(Stored entries)
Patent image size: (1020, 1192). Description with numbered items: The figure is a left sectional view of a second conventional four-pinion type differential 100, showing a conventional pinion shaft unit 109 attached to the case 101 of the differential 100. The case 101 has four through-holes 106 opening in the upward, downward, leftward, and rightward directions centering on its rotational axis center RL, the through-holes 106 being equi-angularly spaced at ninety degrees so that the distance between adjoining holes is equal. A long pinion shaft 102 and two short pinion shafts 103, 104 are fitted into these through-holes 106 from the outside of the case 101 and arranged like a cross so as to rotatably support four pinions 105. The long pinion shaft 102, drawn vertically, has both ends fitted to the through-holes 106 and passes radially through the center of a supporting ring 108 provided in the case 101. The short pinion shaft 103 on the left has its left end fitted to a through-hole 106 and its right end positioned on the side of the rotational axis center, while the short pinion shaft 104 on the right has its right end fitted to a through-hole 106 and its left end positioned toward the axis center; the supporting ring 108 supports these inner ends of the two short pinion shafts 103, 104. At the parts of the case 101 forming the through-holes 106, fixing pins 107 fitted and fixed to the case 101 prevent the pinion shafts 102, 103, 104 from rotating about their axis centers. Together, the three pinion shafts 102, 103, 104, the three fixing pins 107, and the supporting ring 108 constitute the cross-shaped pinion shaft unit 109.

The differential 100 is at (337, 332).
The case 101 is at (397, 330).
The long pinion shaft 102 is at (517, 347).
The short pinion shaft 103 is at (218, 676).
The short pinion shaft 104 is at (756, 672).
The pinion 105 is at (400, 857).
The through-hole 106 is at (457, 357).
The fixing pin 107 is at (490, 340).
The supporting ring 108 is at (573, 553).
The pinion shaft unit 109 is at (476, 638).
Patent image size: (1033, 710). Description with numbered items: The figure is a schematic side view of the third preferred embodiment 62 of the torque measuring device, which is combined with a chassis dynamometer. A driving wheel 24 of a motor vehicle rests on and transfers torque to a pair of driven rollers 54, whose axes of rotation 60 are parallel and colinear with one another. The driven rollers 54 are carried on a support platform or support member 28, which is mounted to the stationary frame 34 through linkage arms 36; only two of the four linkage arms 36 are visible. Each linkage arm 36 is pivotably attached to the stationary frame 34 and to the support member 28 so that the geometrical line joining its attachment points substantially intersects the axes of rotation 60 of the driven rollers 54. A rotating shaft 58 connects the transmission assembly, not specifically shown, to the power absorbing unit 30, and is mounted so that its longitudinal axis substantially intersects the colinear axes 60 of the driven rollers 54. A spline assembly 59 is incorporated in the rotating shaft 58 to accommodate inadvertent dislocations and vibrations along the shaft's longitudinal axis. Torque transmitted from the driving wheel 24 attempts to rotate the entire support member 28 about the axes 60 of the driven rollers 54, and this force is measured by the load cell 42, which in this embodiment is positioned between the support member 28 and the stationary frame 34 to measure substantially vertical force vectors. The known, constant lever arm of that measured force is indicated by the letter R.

# Exercise aim
Rewrite the stretch from the start of the listing through the line containing "The long pinion shaft 102 is at (517, 347).", replacing "left sectional view" with "left-side sectional view" and keeping everything else the same.

# Exercise response
Patent image size: (1020, 1192). Description with numbered items: The figure is a left-side sectional view of a second conventional four-pinion type differential 100, showing a conventional pinion shaft unit 109 attached to the case 101 of the differential 100. The case 101 has four through-holes 106 opening in the upward, downward, leftward, and rightward directions centering on its rotational axis center RL, the through-holes 106 being equi-angularly spaced at ninety degrees so that the distance between adjoining holes is equal. A long pinion shaft 102 and two short pinion shafts 103, 104 are fitted into these through-holes 106 from the outside of the case 101 and arranged like a cross so as to rotatably support four pinions 105. The long pinion shaft 102, drawn vertically, has both ends fitted to the through-holes 106 and passes radially through the center of a supporting ring 108 provided in the case 101. The short pinion shaft 103 on the left has its left end fitted to a through-hole 106 and its right end positioned on the side of the rotational axis center, while the short pinion shaft 104 on the right has its right end fitted to a through-hole 106 and its left end positioned toward the axis center; the supporting ring 108 supports these inner ends of the two short pinion shafts 103, 104. At the parts of the case 101 forming the through-holes 106, fixing pins 107 fitted and fixed to the case 101 prevent the pinion shafts 102, 103, 104 from rotating about their axis centers. Together, the three pinion shafts 102, 103, 104, the three fixing pins 107, and the supporting ring 108 constitute the cross-shaped pinion shaft unit 109.

The differential 100 is at (337, 332).
The case 101 is at (397, 330).
The long pinion shaft 102 is at (517, 347).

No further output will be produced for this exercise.